(Data items)
※ ※ ※
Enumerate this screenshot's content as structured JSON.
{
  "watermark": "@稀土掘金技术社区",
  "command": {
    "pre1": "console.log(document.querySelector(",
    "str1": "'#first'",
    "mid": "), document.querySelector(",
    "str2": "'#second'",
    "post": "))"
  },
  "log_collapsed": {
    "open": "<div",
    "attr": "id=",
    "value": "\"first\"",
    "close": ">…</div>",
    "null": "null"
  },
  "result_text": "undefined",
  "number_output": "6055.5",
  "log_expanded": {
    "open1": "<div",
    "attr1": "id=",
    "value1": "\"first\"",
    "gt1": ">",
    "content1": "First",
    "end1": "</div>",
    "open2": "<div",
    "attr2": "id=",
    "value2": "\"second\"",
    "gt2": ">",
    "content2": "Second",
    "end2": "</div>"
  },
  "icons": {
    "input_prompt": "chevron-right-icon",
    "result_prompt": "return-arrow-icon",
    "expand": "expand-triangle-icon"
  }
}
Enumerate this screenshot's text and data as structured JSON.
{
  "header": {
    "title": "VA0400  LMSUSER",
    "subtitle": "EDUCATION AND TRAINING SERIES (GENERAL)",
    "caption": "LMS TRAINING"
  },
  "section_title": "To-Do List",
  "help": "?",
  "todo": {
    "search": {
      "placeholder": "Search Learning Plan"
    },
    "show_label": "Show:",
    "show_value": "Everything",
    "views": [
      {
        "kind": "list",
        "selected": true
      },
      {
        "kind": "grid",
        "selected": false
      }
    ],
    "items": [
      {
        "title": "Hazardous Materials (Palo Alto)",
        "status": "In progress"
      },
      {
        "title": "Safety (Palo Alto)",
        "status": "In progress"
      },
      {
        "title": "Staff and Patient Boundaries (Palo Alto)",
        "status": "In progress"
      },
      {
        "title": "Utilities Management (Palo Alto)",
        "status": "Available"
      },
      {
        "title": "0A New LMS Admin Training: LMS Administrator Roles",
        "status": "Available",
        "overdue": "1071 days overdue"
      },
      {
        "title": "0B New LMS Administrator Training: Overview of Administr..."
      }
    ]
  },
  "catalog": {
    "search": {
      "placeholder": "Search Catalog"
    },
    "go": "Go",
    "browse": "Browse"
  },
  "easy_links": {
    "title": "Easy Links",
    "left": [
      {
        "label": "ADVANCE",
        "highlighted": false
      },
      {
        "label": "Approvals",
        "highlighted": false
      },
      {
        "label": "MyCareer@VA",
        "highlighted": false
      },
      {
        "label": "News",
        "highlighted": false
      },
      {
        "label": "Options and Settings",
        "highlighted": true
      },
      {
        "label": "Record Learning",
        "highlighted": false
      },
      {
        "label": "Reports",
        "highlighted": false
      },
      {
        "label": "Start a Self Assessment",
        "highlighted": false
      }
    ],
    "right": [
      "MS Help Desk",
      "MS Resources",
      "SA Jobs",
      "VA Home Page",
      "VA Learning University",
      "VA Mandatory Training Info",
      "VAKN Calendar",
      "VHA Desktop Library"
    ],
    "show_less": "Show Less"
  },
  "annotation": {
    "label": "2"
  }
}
※ ※ ※
WHAT NEEDS TO BE DONE =
Pick out and copy the lines of the entries that hold the string "document".

SOLVED PROBLEM =
    "pre1": "console.log(document.querySelector(",
    "mid": "), document.querySelector(",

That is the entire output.